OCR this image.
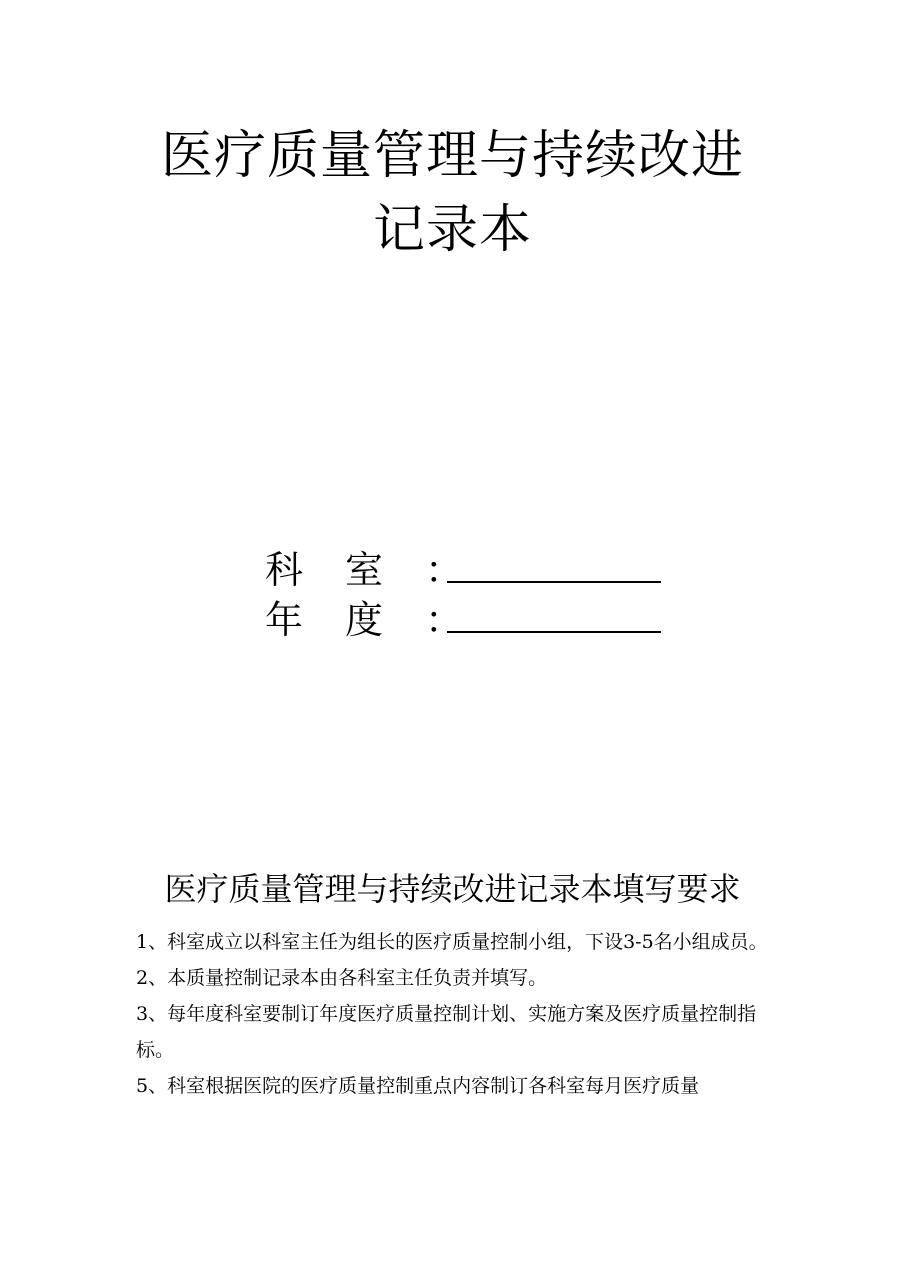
医疗质量管理与持续改进
记录本
科 室 ：
年 度 ：
医疗质量管理与持续改进记录本填写要求

1、科室成立以科室主任为组长的医疗质量控制小组，下设3-5名小组成员。

2、本质量控制记录本由各科室主任负责并填写。

3、每年度科室要制订年度医疗质量控制计划、实施方案及医疗质量控制指标。

5、科室根据医院的医疗质量控制重点内容制订各科室每月医疗质量
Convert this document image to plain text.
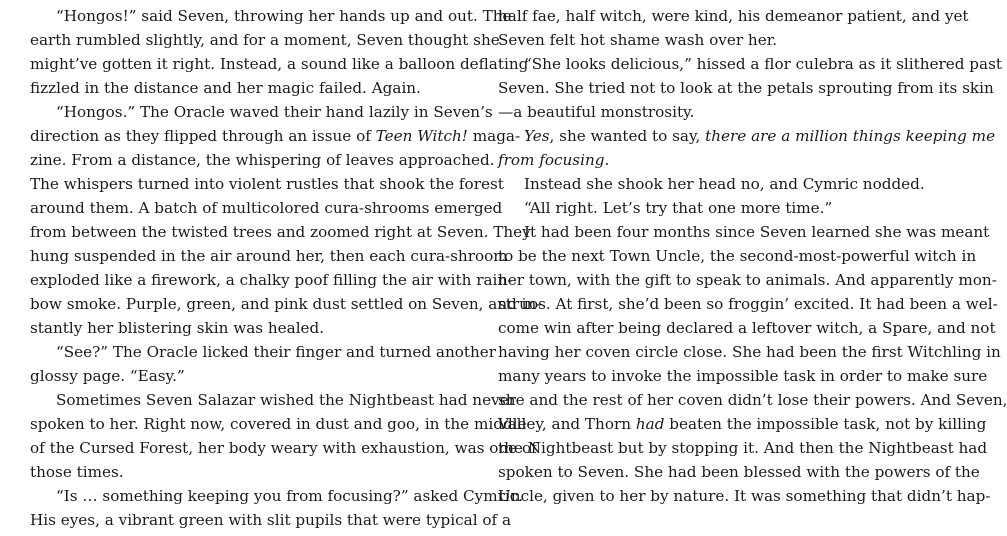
“Hongos!” said Seven, throwing her hands up and out. The
earth rumbled slightly, and for a moment, Seven thought she
might’ve gotten it right. Instead, a sound like a balloon deflating
fizzled in the distance and her magic failed. Again.
“Hongos.” The Oracle waved their hand lazily in Seven’s
direction as they flipped through an issue of Teen Witch! maga-
zine. From a distance, the whispering of leaves approached.
The whispers turned into violent rustles that shook the forest
around them. A batch of multicolored cura-shrooms emerged
from between the twisted trees and zoomed right at Seven. They
hung suspended in the air around her, then each cura-shroom
exploded like a firework, a chalky poof filling the air with rain-
bow smoke. Purple, green, and pink dust settled on Seven, and in-
stantly her blistering skin was healed.
“See?” The Oracle licked their finger and turned another
glossy page. “Easy.”
Sometimes Seven Salazar wished the Nightbeast had never
spoken to her. Right now, covered in dust and goo, in the middle
of the Cursed Forest, her body weary with exhaustion, was one of
those times.
“Is … something keeping you from focusing?” asked Cymric.
His eyes, a vibrant green with slit pupils that were typical of a
half fae, half witch, were kind, his demeanor patient, and yet
Seven felt hot shame wash over her.
“She looks delicious,” hissed a flor culebra as it slithered past
Seven. She tried not to look at the petals sprouting from its skin
—a beautiful monstrosity.
Yes, she wanted to say, there are a million things keeping me
from focusing.
Instead she shook her head no, and Cymric nodded.
“All right. Let’s try that one more time.”
It had been four months since Seven learned she was meant
to be the next Town Uncle, the second-most-powerful witch in
her town, with the gift to speak to animals. And apparently mon-
struos. At first, she’d been so froggin’ excited. It had been a wel-
come win after being declared a leftover witch, a Spare, and not
having her coven circle close. She had been the first Witchling in
many years to invoke the impossible task in order to make sure
she and the rest of her coven didn’t lose their powers. And Seven,
Valley, and Thorn had beaten the impossible task, not by killing
the Nightbeast but by stopping it. And then the Nightbeast had
spoken to Seven. She had been blessed with the powers of the
Uncle, given to her by nature. It was something that didn’t hap-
^^^^^^^^
» Set task
Each line with the string "their" in it needs to be found and copied.

» Expected answer
“Hongos.” The Oracle waved their hand lazily in Seven’s
“See?” The Oracle licked their finger and turned another
she and the rest of her coven didn’t lose their powers. And Seven,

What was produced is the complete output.